• **Objective**: Your answer is a single number: how many lines hold the word "LENGTH"?

• **Material**:
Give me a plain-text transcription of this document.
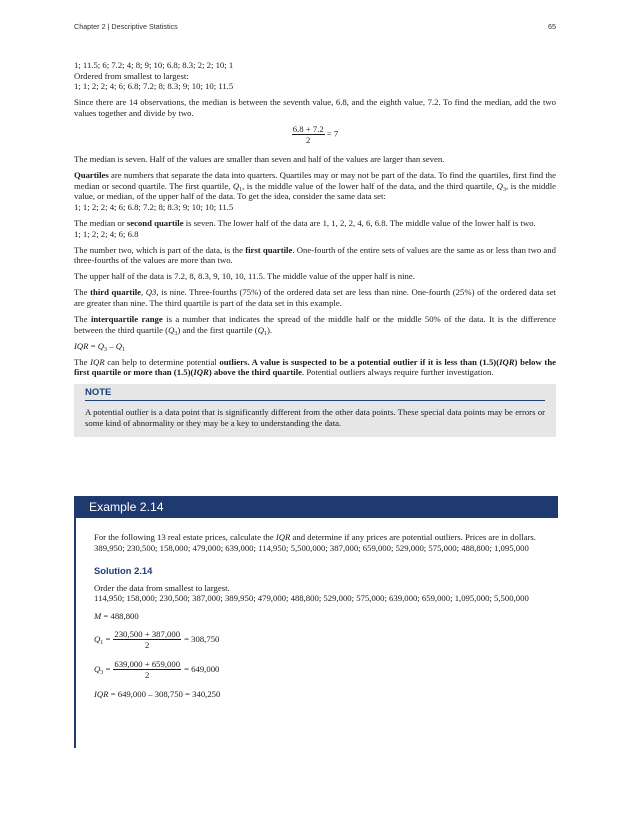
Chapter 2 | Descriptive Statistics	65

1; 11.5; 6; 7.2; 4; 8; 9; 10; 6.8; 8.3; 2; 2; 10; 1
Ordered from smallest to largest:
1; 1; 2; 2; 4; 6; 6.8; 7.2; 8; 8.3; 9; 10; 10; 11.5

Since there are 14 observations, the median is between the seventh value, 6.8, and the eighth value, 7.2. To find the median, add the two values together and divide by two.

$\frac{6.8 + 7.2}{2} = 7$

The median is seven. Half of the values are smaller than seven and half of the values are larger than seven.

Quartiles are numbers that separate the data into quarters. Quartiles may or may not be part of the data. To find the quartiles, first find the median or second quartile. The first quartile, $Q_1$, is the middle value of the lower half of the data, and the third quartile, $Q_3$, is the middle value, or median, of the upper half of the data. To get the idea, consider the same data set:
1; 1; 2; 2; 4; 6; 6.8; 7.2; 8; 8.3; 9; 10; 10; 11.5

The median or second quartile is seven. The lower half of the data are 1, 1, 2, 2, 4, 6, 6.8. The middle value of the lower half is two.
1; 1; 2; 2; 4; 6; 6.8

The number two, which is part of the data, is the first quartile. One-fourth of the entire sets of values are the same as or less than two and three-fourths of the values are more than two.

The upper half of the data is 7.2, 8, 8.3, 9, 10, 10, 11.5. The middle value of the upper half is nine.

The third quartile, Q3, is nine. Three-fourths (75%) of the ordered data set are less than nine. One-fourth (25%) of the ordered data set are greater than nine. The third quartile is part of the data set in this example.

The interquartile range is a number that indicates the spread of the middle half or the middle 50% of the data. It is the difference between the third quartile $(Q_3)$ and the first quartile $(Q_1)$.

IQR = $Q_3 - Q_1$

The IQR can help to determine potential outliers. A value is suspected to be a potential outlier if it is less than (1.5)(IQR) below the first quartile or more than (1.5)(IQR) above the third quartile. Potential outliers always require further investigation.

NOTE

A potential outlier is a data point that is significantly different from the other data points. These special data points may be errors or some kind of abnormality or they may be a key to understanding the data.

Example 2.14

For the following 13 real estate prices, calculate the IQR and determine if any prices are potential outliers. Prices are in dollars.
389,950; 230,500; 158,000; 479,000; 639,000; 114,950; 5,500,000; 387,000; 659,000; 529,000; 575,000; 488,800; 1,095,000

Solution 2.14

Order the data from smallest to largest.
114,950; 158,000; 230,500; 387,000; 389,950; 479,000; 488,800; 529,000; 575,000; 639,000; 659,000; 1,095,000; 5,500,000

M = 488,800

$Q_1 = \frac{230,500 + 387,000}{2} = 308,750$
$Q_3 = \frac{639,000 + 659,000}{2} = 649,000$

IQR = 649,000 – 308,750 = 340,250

...

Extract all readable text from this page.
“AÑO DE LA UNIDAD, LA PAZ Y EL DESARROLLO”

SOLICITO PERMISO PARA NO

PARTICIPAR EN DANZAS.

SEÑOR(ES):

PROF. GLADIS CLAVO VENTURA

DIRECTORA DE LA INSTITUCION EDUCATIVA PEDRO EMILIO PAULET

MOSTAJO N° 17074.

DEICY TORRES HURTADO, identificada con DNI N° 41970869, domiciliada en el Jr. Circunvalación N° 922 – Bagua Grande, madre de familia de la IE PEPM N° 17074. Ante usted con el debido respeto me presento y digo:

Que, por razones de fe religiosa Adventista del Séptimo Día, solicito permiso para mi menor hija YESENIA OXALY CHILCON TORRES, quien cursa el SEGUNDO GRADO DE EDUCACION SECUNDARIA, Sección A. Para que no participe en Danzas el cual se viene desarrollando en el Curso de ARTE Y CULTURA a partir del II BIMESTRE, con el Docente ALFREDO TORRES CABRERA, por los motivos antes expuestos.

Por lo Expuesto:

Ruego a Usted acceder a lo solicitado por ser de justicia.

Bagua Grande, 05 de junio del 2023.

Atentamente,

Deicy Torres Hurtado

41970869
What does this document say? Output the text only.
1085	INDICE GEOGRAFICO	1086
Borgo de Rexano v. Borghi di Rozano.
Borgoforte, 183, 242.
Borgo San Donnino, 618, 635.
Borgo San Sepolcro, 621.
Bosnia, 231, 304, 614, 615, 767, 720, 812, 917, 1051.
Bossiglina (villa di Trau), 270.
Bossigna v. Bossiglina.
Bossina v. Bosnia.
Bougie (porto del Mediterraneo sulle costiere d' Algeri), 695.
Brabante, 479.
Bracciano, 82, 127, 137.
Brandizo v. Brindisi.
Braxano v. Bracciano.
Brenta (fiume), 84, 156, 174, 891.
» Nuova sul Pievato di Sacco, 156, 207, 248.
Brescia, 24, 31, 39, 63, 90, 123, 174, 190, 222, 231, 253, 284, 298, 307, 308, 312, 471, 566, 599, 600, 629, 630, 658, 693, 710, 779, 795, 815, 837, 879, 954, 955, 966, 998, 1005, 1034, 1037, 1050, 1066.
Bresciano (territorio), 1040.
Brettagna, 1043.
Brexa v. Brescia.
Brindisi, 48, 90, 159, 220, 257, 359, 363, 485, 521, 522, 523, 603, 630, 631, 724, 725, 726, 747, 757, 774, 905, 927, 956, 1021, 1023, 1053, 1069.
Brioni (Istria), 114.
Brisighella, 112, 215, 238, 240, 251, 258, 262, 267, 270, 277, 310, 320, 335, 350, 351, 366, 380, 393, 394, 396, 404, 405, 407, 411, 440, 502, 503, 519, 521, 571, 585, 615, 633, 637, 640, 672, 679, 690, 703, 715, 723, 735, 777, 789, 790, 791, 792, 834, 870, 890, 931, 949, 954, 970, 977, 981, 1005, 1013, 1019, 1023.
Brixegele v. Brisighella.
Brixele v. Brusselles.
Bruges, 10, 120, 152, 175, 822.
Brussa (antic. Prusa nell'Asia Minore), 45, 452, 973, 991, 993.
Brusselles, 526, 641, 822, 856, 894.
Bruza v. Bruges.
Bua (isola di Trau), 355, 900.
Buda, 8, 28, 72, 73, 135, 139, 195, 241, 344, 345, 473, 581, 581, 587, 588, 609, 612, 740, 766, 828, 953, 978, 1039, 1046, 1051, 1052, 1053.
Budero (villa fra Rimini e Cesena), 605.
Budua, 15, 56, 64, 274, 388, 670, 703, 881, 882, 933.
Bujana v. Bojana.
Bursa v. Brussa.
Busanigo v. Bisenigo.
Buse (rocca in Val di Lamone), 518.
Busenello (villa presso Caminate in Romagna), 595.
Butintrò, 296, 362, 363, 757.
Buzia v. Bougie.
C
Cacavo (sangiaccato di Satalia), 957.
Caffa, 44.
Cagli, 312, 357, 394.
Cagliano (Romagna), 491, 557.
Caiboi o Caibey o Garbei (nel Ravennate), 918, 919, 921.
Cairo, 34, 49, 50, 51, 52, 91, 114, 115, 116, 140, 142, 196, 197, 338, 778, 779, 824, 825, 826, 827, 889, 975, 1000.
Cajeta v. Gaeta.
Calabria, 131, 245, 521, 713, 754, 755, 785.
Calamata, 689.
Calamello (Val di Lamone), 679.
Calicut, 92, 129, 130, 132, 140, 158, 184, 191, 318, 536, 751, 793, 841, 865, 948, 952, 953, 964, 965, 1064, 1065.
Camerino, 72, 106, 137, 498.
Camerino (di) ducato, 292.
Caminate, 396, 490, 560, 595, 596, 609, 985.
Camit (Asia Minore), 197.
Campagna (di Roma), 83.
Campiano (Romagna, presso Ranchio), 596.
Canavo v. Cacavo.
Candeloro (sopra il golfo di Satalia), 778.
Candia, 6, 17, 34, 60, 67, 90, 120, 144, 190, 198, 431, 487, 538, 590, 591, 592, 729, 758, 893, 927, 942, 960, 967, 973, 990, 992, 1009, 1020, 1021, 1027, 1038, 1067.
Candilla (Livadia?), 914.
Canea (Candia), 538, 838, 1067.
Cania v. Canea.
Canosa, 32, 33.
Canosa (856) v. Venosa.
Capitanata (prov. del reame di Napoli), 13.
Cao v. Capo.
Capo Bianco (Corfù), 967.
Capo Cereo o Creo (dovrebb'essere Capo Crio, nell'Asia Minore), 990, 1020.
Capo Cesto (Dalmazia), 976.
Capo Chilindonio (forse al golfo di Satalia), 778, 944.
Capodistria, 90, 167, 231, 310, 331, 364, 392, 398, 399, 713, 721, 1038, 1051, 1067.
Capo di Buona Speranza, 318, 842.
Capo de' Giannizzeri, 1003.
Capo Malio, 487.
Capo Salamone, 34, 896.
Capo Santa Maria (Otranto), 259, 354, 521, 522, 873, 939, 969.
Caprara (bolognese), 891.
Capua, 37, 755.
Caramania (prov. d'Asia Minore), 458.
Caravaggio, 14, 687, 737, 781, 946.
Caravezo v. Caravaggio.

...

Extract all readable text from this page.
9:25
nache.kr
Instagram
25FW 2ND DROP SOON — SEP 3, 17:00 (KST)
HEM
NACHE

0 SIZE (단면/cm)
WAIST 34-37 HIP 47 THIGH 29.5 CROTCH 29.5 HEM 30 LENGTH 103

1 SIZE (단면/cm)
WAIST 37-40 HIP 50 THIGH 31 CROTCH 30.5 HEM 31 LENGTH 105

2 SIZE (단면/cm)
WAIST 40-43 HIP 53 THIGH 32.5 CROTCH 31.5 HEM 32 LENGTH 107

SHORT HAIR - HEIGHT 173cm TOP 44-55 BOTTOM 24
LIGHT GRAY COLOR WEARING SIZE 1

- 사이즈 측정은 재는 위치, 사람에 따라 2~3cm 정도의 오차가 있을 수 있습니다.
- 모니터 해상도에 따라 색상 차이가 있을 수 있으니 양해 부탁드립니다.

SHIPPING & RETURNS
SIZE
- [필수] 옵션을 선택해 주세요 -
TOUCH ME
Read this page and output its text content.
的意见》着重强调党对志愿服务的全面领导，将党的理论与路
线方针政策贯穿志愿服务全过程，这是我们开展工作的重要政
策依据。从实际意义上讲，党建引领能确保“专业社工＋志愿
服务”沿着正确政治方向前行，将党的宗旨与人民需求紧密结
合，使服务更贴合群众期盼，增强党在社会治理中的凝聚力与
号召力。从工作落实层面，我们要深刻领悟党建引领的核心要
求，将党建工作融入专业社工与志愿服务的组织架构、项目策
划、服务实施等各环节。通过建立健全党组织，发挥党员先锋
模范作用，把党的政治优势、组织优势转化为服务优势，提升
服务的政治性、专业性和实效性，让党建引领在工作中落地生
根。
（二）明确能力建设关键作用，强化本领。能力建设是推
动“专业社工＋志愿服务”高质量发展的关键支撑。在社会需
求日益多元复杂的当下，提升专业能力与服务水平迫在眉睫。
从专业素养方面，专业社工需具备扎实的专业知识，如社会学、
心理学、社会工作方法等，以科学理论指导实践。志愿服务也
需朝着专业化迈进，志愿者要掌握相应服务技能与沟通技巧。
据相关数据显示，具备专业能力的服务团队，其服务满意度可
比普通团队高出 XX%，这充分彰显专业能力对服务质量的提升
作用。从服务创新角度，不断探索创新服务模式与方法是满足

• **Expected output**: 3